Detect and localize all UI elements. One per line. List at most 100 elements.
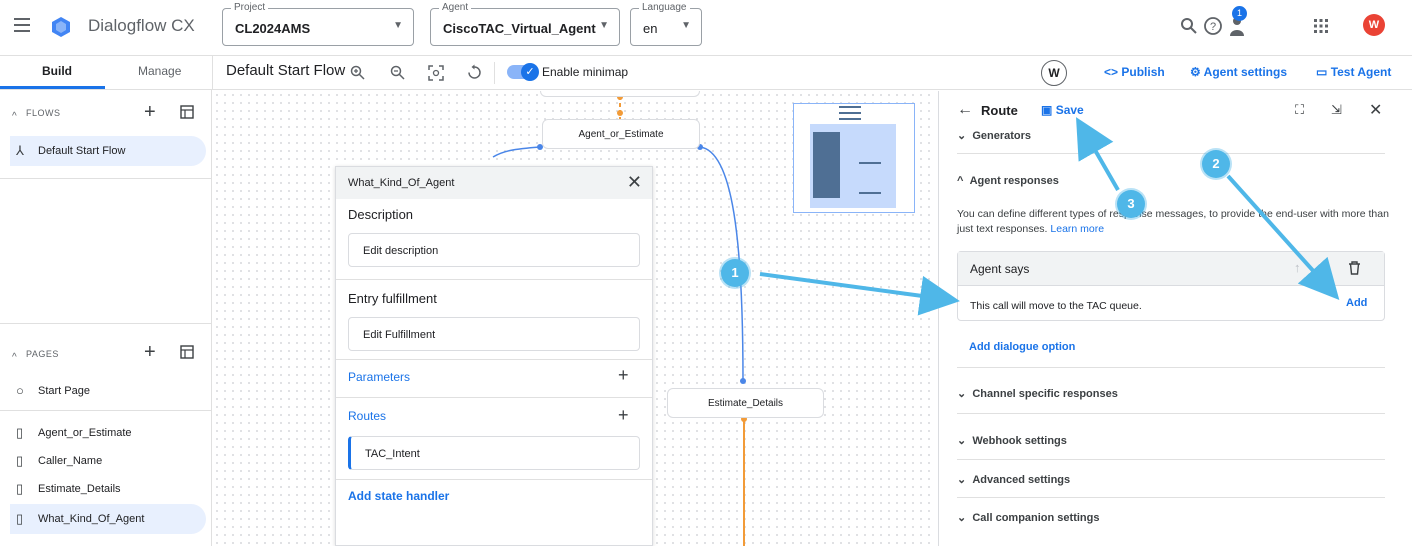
sidebar-item-default-start-flow[interactable]: ⅄ Default Start Flow	[10, 136, 206, 166]
minimap-line	[839, 112, 861, 114]
call-companion-settings-section[interactable]: ⌄ Call companion settings	[957, 511, 1385, 524]
check-icon: ✓	[521, 63, 539, 81]
help-icon[interactable]: ?	[1203, 16, 1223, 36]
agent-responses-section[interactable]: ^ Agent responses	[957, 175, 1385, 187]
learn-more-link[interactable]: Learn more	[1050, 223, 1104, 235]
divider	[0, 178, 212, 179]
chat-icon: ▭	[1316, 65, 1328, 79]
sidebar-item-start-page[interactable]: ○ Start Page	[10, 376, 206, 406]
divider	[0, 323, 212, 324]
flow-node-estimate-details[interactable]: Estimate_Details	[667, 388, 824, 418]
divider	[336, 279, 652, 280]
chevron-down-icon: ▼	[393, 20, 403, 31]
table-view-icon[interactable]	[180, 105, 194, 119]
app-title: Dialogflow CX	[88, 16, 195, 35]
close-icon[interactable]: ✕	[627, 172, 642, 193]
flow-title: Default Start Flow	[226, 62, 346, 79]
advanced-settings-section[interactable]: ⌄ Advanced settings	[957, 473, 1385, 486]
minimap-label: Enable minimap	[542, 65, 629, 79]
collapse-flows-icon[interactable]: ^	[12, 106, 17, 124]
minimap-line	[859, 192, 881, 194]
start-circle-icon: ○	[16, 383, 24, 398]
route-item-tac-intent[interactable]: TAC_Intent	[348, 436, 640, 470]
notification-badge: 1	[1232, 6, 1247, 21]
divider	[957, 459, 1385, 460]
tab-manage[interactable]: Manage	[138, 64, 181, 78]
account-avatar[interactable]: W	[1363, 14, 1385, 36]
add-response-link[interactable]: Add	[1346, 297, 1367, 309]
minimap-line	[839, 106, 861, 108]
add-route-icon[interactable]: +	[618, 405, 629, 426]
collapse-pages-icon[interactable]: ^	[12, 347, 17, 365]
test-agent-button[interactable]: ▭ Test Agent	[1316, 65, 1391, 79]
user-avatar[interactable]: W	[1041, 60, 1067, 86]
route-panel-title: Route	[981, 103, 1018, 118]
description-field[interactable]: Edit description	[348, 233, 640, 267]
apps-grid-icon[interactable]	[1313, 18, 1329, 34]
routes-section[interactable]: Routes	[348, 409, 386, 423]
minimap[interactable]	[793, 103, 915, 213]
page-panel-title: What_Kind_Of_Agent	[348, 177, 455, 189]
agent-message-text[interactable]: This call will move to the TAC queue.	[970, 300, 1142, 312]
chevron-down-icon: ⌄	[957, 130, 967, 142]
collapse-icon[interactable]: ⇲	[1331, 102, 1342, 118]
agent-select[interactable]: Agent CiscoTAC_Virtual_Agent ▼	[430, 2, 620, 46]
reset-layout-icon[interactable]	[466, 64, 483, 81]
delete-icon[interactable]	[1348, 261, 1361, 275]
move-up-icon[interactable]: ↑	[1294, 260, 1301, 275]
divider	[494, 62, 495, 84]
page-icon: ▯	[16, 425, 24, 440]
sidebar-item-what-kind-of-agent[interactable]: ▯ What_Kind_Of_Agent	[10, 504, 206, 534]
add-parameter-icon[interactable]: +	[618, 365, 629, 386]
tab-build[interactable]: Build	[42, 64, 72, 78]
flow-node-partial[interactable]	[540, 91, 700, 97]
project-select[interactable]: Project CL2024AMS ▼	[222, 2, 414, 46]
language-select[interactable]: Language en ▼	[630, 2, 702, 46]
zoom-out-icon[interactable]	[390, 65, 406, 81]
sidebar-item-estimate-details[interactable]: ▯ Estimate_Details	[10, 474, 206, 504]
svg-text:?: ?	[1210, 21, 1216, 33]
minimap-line	[859, 162, 881, 164]
zoom-in-icon[interactable]	[350, 65, 366, 81]
entry-fulfillment-field[interactable]: Edit Fulfillment	[348, 317, 640, 351]
pages-heading: PAGES	[26, 349, 59, 359]
minimap-line	[839, 118, 861, 120]
publish-button[interactable]: <> Publish	[1104, 65, 1165, 79]
chevron-down-icon: ▼	[681, 20, 691, 31]
agent-says-card: Agent says ↑ ↓ This call will move to th…	[957, 251, 1385, 321]
table-view-icon[interactable]	[180, 345, 194, 359]
sidebar-item-caller-name[interactable]: ▯ Caller_Name	[10, 446, 206, 476]
annotation-callout-1: 1	[721, 259, 749, 287]
divider	[957, 367, 1385, 368]
generators-section[interactable]: ⌄ Generators	[957, 129, 1385, 142]
add-page-icon[interactable]: +	[144, 341, 156, 364]
save-button[interactable]: ▣ Save	[1041, 103, 1084, 117]
add-dialogue-option-link[interactable]: Add dialogue option	[969, 341, 1075, 353]
add-flow-icon[interactable]: +	[144, 101, 156, 124]
description-label: Description	[348, 207, 414, 222]
close-icon[interactable]: ✕	[1369, 100, 1382, 120]
chevron-down-icon: ⌄	[957, 435, 967, 447]
parameters-section[interactable]: Parameters	[348, 370, 410, 384]
channel-specific-responses-section[interactable]: ⌄ Channel specific responses	[957, 387, 1385, 400]
sub-toolbar: Build Manage Default Start Flow ✓ Enable…	[0, 56, 1412, 90]
back-arrow-icon[interactable]: ←	[957, 101, 973, 119]
webhook-settings-section[interactable]: ⌄ Webhook settings	[957, 434, 1385, 447]
divider	[957, 497, 1385, 498]
agent-settings-button[interactable]: ⚙ Agent settings	[1190, 65, 1287, 79]
gear-icon: ⚙	[1190, 65, 1201, 79]
minimap-toggle[interactable]: ✓	[507, 63, 539, 81]
move-down-icon[interactable]: ↓	[1320, 260, 1327, 275]
add-state-handler-link[interactable]: Add state handler	[348, 489, 449, 503]
hamburger-menu-icon[interactable]	[14, 18, 30, 32]
sidebar-item-agent-or-estimate[interactable]: ▯ Agent_or_Estimate	[10, 418, 206, 448]
flows-heading: FLOWS	[26, 108, 61, 118]
fullscreen-icon[interactable]: ⛶	[1295, 102, 1304, 118]
search-icon[interactable]	[1180, 17, 1198, 35]
annotation-callout-2: 2	[1202, 150, 1230, 178]
fit-to-screen-icon[interactable]	[428, 65, 444, 81]
divider	[957, 413, 1385, 414]
entry-fulfillment-label: Entry fulfillment	[348, 291, 437, 306]
flow-node-agent-or-estimate[interactable]: Agent_or_Estimate	[542, 119, 700, 149]
divider	[336, 359, 652, 360]
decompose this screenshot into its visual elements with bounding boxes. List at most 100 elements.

- - - - - - -

**WORK REQUIRED:** Please copy all of the lines above word for word, leaving out the pictures.

**ANSWER TO THIS PROBLEM:**
Detect and localize all UI elements. One per line. List at most 100 elements.
sidebar-item-default-start-flow[interactable]: ⅄ Default Start Flow	[10, 136, 206, 166]
minimap-line	[839, 112, 861, 114]
call-companion-settings-section[interactable]: ⌄ Call companion settings	[957, 511, 1385, 524]
check-icon: ✓	[521, 63, 539, 81]
help-icon[interactable]: ?	[1203, 16, 1223, 36]
agent-responses-section[interactable]: ^ Agent responses	[957, 175, 1385, 187]
learn-more-link[interactable]: Learn more	[1050, 223, 1104, 235]
divider	[0, 178, 212, 179]
chat-icon: ▭	[1316, 65, 1328, 79]
sidebar-item-start-page[interactable]: ○ Start Page	[10, 376, 206, 406]
divider	[0, 323, 212, 324]
flow-node-estimate-details[interactable]: Estimate_Details	[667, 388, 824, 418]
divider	[336, 279, 652, 280]
chevron-down-icon: ▼	[393, 20, 403, 31]
table-view-icon[interactable]	[180, 105, 194, 119]
app-title: Dialogflow CX	[88, 16, 195, 35]
close-icon[interactable]: ✕	[627, 172, 642, 193]
flow-title: Default Start Flow	[226, 62, 346, 79]
advanced-settings-section[interactable]: ⌄ Advanced settings	[957, 473, 1385, 486]
minimap-label: Enable minimap	[542, 65, 629, 79]
collapse-flows-icon[interactable]: ^	[12, 106, 17, 124]
minimap-line	[859, 192, 881, 194]
start-circle-icon: ○	[16, 383, 24, 398]
route-item-tac-intent[interactable]: TAC_Intent	[348, 436, 640, 470]
notification-badge: 1	[1232, 6, 1247, 21]
divider	[957, 459, 1385, 460]
tab-manage[interactable]: Manage	[138, 64, 181, 78]
account-avatar[interactable]: W	[1363, 14, 1385, 36]
add-response-link[interactable]: Add	[1346, 297, 1367, 309]
minimap-line	[839, 106, 861, 108]
add-route-icon[interactable]: +	[618, 405, 629, 426]
collapse-pages-icon[interactable]: ^	[12, 347, 17, 365]
test-agent-button[interactable]: ▭ Test Agent	[1316, 65, 1391, 79]
user-avatar[interactable]: W	[1041, 60, 1067, 86]
route-panel-title: Route	[981, 103, 1018, 118]
description-field[interactable]: Edit description	[348, 233, 640, 267]
apps-grid-icon[interactable]	[1313, 18, 1329, 34]
routes-section[interactable]: Routes	[348, 409, 386, 423]
minimap[interactable]	[793, 103, 915, 213]
page-panel-title: What_Kind_Of_Agent	[348, 177, 455, 189]
agent-message-text[interactable]: This call will move to the TAC queue.	[970, 300, 1142, 312]
chevron-down-icon: ⌄	[957, 130, 967, 142]
collapse-icon[interactable]: ⇲	[1331, 102, 1342, 118]
agent-select[interactable]: Agent CiscoTAC_Virtual_Agent ▼	[430, 2, 620, 46]
reset-layout-icon[interactable]	[466, 64, 483, 81]
delete-icon[interactable]	[1348, 261, 1361, 275]
move-up-icon[interactable]: ↑	[1294, 260, 1301, 275]
divider	[494, 62, 495, 84]
page-icon: ▯	[16, 425, 24, 440]
sidebar-item-what-kind-of-agent[interactable]: ▯ What_Kind_Of_Agent	[10, 504, 206, 534]
add-parameter-icon[interactable]: +	[618, 365, 629, 386]
tab-build[interactable]: Build	[42, 64, 72, 78]
flow-node-partial[interactable]	[540, 91, 700, 97]
project-select[interactable]: Project CL2024AMS ▼	[222, 2, 414, 46]
language-select[interactable]: Language en ▼	[630, 2, 702, 46]
zoom-out-icon[interactable]	[390, 65, 406, 81]
sidebar-item-estimate-details[interactable]: ▯ Estimate_Details	[10, 474, 206, 504]
svg-text:?: ?	[1210, 21, 1216, 33]
minimap-line	[859, 162, 881, 164]
zoom-in-icon[interactable]	[350, 65, 366, 81]
entry-fulfillment-field[interactable]: Edit Fulfillment	[348, 317, 640, 351]
pages-heading: PAGES	[26, 349, 59, 359]
minimap-line	[839, 118, 861, 120]
publish-button[interactable]: <> Publish	[1104, 65, 1165, 79]
chevron-down-icon: ▼	[681, 20, 691, 31]
agent-says-card: Agent says ↑ ↓ This call will move to th…	[957, 251, 1385, 321]
table-view-icon[interactable]	[180, 345, 194, 359]
sidebar-item-caller-name[interactable]: ▯ Caller_Name	[10, 446, 206, 476]
annotation-callout-1: 1	[721, 259, 749, 287]
divider	[957, 367, 1385, 368]
generators-section[interactable]: ⌄ Generators	[957, 129, 1385, 142]
add-page-icon[interactable]: +	[144, 341, 156, 364]
save-button[interactable]: ▣ Save	[1041, 103, 1084, 117]
add-dialogue-option-link[interactable]: Add dialogue option	[969, 341, 1075, 353]
add-flow-icon[interactable]: +	[144, 101, 156, 124]
description-label: Description	[348, 207, 414, 222]
close-icon[interactable]: ✕	[1369, 100, 1382, 120]
chevron-down-icon: ⌄	[957, 435, 967, 447]
parameters-section[interactable]: Parameters	[348, 370, 410, 384]
channel-specific-responses-section[interactable]: ⌄ Channel specific responses	[957, 387, 1385, 400]
sub-toolbar: Build Manage Default Start Flow ✓ Enable…	[0, 56, 1412, 90]
back-arrow-icon[interactable]: ←	[957, 101, 973, 119]
webhook-settings-section[interactable]: ⌄ Webhook settings	[957, 434, 1385, 447]
divider	[957, 497, 1385, 498]
agent-settings-button[interactable]: ⚙ Agent settings	[1190, 65, 1287, 79]
gear-icon: ⚙	[1190, 65, 1201, 79]
minimap-toggle[interactable]: ✓	[507, 63, 539, 81]
move-down-icon[interactable]: ↓	[1320, 260, 1327, 275]
add-state-handler-link[interactable]: Add state handler	[348, 489, 449, 503]
hamburger-menu-icon[interactable]	[14, 18, 30, 32]
sidebar-item-agent-or-estimate[interactable]: ▯ Agent_or_Estimate	[10, 418, 206, 448]
flows-heading: FLOWS	[26, 108, 61, 118]
fullscreen-icon[interactable]: ⛶	[1295, 102, 1304, 118]
search-icon[interactable]	[1180, 17, 1198, 35]
annotation-callout-2: 2	[1202, 150, 1230, 178]
fit-to-screen-icon[interactable]	[428, 65, 444, 81]
divider	[957, 413, 1385, 414]
entry-fulfillment-label: Entry fulfillment	[348, 291, 437, 306]
flow-node-agent-or-estimate[interactable]: Agent_or_Estimate	[542, 119, 700, 149]
divider	[336, 359, 652, 360]
decompose this screenshot into its visual elements with bounding boxes. List at most 100 elements.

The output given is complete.